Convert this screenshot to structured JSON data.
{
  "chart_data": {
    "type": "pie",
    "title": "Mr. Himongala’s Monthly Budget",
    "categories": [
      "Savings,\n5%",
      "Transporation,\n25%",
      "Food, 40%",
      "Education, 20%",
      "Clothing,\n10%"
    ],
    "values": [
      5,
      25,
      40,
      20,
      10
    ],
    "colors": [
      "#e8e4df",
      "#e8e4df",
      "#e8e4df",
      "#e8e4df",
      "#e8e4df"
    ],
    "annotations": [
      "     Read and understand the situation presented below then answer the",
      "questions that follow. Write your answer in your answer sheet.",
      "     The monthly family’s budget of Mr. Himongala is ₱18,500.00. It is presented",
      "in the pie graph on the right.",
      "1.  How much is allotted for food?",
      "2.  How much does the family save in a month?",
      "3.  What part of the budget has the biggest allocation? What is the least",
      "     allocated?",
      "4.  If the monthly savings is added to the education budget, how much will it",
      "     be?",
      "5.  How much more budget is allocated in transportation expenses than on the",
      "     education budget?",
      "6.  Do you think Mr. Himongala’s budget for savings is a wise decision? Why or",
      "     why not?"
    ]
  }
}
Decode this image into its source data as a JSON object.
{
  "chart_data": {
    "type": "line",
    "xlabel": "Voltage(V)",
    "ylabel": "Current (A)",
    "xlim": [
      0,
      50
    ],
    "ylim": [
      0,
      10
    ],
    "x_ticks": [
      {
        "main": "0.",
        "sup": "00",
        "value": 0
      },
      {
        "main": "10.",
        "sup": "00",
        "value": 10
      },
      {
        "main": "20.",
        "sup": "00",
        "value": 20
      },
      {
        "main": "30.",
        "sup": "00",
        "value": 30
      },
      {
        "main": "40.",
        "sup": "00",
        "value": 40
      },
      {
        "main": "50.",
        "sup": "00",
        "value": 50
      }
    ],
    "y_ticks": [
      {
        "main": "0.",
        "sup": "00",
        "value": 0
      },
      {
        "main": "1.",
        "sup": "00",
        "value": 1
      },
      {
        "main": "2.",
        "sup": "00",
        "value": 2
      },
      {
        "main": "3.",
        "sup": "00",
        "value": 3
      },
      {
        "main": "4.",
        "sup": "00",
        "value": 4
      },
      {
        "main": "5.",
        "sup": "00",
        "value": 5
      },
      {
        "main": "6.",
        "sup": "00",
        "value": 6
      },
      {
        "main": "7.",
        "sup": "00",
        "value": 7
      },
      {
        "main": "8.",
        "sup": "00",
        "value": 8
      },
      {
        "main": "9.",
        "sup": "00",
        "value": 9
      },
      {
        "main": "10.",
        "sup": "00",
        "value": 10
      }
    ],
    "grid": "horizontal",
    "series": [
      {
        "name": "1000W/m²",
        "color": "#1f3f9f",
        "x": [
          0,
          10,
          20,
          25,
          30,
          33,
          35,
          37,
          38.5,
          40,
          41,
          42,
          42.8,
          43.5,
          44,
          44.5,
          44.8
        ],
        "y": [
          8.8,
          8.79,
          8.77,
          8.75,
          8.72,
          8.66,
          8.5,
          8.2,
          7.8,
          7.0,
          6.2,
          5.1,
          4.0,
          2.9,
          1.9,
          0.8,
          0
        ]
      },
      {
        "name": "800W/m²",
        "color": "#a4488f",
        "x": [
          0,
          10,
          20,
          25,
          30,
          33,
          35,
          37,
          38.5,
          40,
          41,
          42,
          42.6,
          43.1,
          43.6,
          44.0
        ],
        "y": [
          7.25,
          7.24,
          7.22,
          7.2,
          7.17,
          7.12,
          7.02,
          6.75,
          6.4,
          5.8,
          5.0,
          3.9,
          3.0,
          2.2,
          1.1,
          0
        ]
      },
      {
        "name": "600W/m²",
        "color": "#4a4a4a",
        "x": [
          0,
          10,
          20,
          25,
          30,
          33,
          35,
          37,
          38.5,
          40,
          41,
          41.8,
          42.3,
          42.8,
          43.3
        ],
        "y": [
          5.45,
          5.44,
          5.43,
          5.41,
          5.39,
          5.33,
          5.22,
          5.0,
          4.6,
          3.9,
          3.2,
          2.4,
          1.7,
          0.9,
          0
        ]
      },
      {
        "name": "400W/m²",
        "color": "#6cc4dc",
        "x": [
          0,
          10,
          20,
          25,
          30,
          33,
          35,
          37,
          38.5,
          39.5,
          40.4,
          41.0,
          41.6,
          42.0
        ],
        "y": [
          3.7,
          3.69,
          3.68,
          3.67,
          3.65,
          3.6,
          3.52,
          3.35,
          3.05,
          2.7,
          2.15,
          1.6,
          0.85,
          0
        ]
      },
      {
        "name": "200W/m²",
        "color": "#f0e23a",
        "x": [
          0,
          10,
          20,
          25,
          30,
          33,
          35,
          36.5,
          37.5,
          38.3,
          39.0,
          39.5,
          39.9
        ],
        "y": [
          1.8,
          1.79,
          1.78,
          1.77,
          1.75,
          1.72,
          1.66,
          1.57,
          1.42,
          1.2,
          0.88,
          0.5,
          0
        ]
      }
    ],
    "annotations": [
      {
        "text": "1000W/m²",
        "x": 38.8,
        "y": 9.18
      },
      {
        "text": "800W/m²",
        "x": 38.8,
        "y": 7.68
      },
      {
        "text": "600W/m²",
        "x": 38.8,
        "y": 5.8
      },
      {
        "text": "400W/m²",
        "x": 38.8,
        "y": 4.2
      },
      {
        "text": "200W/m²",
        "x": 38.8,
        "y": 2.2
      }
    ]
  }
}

→ **Task goal**
How many lines in the data contain the string "allocated"? Respond with the number only.

→ **Output of the task**
2